Your task is to copy every record exactly.

RECORDS TO USE:
[start]

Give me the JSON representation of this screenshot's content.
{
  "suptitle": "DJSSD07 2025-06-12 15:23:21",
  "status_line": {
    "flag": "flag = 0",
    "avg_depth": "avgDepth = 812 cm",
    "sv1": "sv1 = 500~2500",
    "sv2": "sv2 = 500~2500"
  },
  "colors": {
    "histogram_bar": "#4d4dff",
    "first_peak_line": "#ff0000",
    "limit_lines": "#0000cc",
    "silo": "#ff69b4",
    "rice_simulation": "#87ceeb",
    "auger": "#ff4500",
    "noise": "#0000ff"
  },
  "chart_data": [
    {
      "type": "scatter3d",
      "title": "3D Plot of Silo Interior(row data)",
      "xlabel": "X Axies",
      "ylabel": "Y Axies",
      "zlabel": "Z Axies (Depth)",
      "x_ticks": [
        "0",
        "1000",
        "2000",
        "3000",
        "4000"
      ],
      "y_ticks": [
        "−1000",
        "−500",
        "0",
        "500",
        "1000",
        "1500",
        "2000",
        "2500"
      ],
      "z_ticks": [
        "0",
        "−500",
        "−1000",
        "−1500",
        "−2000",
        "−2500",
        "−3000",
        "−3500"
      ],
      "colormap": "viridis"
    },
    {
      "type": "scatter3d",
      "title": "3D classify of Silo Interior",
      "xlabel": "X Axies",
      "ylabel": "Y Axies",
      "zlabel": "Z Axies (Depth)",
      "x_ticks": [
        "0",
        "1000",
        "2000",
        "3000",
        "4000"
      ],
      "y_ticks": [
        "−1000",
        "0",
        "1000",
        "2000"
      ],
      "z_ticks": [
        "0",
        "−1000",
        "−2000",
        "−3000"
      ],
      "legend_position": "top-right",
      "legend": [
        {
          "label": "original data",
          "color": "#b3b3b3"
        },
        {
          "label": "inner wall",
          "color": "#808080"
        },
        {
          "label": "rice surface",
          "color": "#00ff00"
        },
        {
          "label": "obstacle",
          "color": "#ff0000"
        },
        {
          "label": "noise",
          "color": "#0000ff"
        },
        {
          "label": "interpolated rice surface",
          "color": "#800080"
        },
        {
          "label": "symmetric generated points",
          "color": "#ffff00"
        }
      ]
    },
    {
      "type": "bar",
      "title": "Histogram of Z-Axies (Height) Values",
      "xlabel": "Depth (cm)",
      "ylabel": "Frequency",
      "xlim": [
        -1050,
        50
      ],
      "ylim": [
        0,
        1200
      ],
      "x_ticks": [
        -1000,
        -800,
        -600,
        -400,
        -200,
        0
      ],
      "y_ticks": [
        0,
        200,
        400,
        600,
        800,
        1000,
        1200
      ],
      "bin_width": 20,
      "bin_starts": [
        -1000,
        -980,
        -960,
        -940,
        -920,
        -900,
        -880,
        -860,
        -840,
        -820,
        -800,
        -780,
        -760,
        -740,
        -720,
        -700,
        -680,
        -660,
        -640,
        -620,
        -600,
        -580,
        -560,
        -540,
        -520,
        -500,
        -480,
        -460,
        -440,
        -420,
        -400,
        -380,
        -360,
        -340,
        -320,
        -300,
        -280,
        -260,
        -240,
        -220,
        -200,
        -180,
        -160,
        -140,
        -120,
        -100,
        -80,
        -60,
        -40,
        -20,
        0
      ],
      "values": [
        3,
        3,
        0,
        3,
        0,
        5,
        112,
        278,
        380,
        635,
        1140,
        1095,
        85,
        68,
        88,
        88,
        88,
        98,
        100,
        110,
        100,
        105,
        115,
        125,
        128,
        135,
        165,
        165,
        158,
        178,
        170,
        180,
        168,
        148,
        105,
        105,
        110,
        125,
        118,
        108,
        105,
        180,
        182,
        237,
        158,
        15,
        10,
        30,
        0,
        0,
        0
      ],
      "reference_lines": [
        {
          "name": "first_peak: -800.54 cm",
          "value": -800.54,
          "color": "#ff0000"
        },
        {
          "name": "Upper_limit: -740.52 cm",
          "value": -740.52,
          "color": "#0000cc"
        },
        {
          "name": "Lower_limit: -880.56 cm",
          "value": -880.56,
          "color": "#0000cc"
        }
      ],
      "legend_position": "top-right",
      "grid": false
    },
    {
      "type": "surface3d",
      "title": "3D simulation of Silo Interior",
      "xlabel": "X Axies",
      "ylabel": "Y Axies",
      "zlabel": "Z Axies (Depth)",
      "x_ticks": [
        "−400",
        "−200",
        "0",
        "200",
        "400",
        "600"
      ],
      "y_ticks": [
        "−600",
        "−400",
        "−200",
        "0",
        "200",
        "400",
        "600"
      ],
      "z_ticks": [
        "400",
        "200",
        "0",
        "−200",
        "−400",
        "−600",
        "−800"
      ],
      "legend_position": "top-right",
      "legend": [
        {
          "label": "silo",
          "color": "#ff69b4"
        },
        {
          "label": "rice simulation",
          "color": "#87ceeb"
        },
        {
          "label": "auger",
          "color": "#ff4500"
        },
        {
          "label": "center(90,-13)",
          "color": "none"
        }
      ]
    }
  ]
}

[end]

WRITTEN ANSWER:
Give me the JSON representation of this screenshot's content.
{
  "suptitle": "DJSSD07 2025-06-12 15:23:21",
  "status_line": {
    "flag": "flag = 0",
    "avg_depth": "avgDepth = 812 cm",
    "sv1": "sv1 = 500~2500",
    "sv2": "sv2 = 500~2500"
  },
  "colors": {
    "histogram_bar": "#4d4dff",
    "first_peak_line": "#ff0000",
    "limit_lines": "#0000cc",
    "silo": "#ff69b4",
    "rice_simulation": "#87ceeb",
    "auger": "#ff4500",
    "noise": "#0000ff"
  },
  "chart_data": [
    {
      "type": "scatter3d",
      "title": "3D Plot of Silo Interior(row data)",
      "xlabel": "X Axies",
      "ylabel": "Y Axies",
      "zlabel": "Z Axies (Depth)",
      "x_ticks": [
        "0",
        "1000",
        "2000",
        "3000",
        "4000"
      ],
      "y_ticks": [
        "−1000",
        "−500",
        "0",
        "500",
        "1000",
        "1500",
        "2000",
        "2500"
      ],
      "z_ticks": [
        "0",
        "−500",
        "−1000",
        "−1500",
        "−2000",
        "−2500",
        "−3000",
        "−3500"
      ],
      "colormap": "viridis"
    },
    {
      "type": "scatter3d",
      "title": "3D classify of Silo Interior",
      "xlabel": "X Axies",
      "ylabel": "Y Axies",
      "zlabel": "Z Axies (Depth)",
      "x_ticks": [
        "0",
        "1000",
        "2000",
        "3000",
        "4000"
      ],
      "y_ticks": [
        "−1000",
        "0",
        "1000",
        "2000"
      ],
      "z_ticks": [
        "0",
        "−1000",
        "−2000",
        "−3000"
      ],
      "legend_position": "top-right",
      "legend": [
        {
          "label": "original data",
          "color": "#b3b3b3"
        },
        {
          "label": "inner wall",
          "color": "#808080"
        },
        {
          "label": "rice surface",
          "color": "#00ff00"
        },
        {
          "label": "obstacle",
          "color": "#ff0000"
        },
        {
          "label": "noise",
          "color": "#0000ff"
        },
        {
          "label": "interpolated rice surface",
          "color": "#800080"
        },
        {
          "label": "symmetric generated points",
          "color": "#ffff00"
        }
      ]
    },
    {
      "type": "bar",
      "title": "Histogram of Z-Axies (Height) Values",
      "xlabel": "Depth (cm)",
      "ylabel": "Frequency",
      "xlim": [
        -1050,
        50
      ],
      "ylim": [
        0,
        1200
      ],
      "x_ticks": [
        -1000,
        -800,
        -600,
        -400,
        -200,
        0
      ],
      "y_ticks": [
        0,
        200,
        400,
        600,
        800,
        1000,
        1200
      ],
      "bin_width": 20,
      "bin_starts": [
        -1000,
        -980,
        -960,
        -940,
        -920,
        -900,
        -880,
        -860,
        -840,
        -820,
        -800,
        -780,
        -760,
        -740,
        -720,
        -700,
        -680,
        -660,
        -640,
        -620,
        -600,
        -580,
        -560,
        -540,
        -520,
        -500,
        -480,
        -460,
        -440,
        -420,
        -400,
        -380,
        -360,
        -340,
        -320,
        -300,
        -280,
        -260,
        -240,
        -220,
        -200,
        -180,
        -160,
        -140,
        -120,
        -100,
        -80,
        -60,
        -40,
        -20,
        0
      ],
      "values": [
        3,
        3,
        0,
        3,
        0,
        5,
        112,
        278,
        380,
        635,
        1140,
        1095,
        85,
        68,
        88,
        88,
        88,
        98,
        100,
        110,
        100,
        105,
        115,
        125,
        128,
        135,
        165,
        165,
        158,
        178,
        170,
        180,
        168,
        148,
        105,
        105,
        110,
        125,
        118,
        108,
        105,
        180,
        182,
        237,
        158,
        15,
        10,
        30,
        0,
        0,
        0
      ],
      "reference_lines": [
        {
          "name": "first_peak: -800.54 cm",
          "value": -800.54,
          "color": "#ff0000"
        },
        {
          "name": "Upper_limit: -740.52 cm",
          "value": -740.52,
          "color": "#0000cc"
        },
        {
          "name": "Lower_limit: -880.56 cm",
          "value": -880.56,
          "color": "#0000cc"
        }
      ],
      "legend_position": "top-right",
      "grid": false
    },
    {
      "type": "surface3d",
      "title": "3D simulation of Silo Interior",
      "xlabel": "X Axies",
      "ylabel": "Y Axies",
      "zlabel": "Z Axies (Depth)",
      "x_ticks": [
        "−400",
        "−200",
        "0",
        "200",
        "400",
        "600"
      ],
      "y_ticks": [
        "−600",
        "−400",
        "−200",
        "0",
        "200",
        "400",
        "600"
      ],
      "z_ticks": [
        "400",
        "200",
        "0",
        "−200",
        "−400",
        "−600",
        "−800"
      ],
      "legend_position": "top-right",
      "legend": [
        {
          "label": "silo",
          "color": "#ff69b4"
        },
        {
          "label": "rice simulation",
          "color": "#87ceeb"
        },
        {
          "label": "auger",
          "color": "#ff4500"
        },
        {
          "label": "center(90,-13)",
          "color": "none"
        }
      ]
    }
  ]
}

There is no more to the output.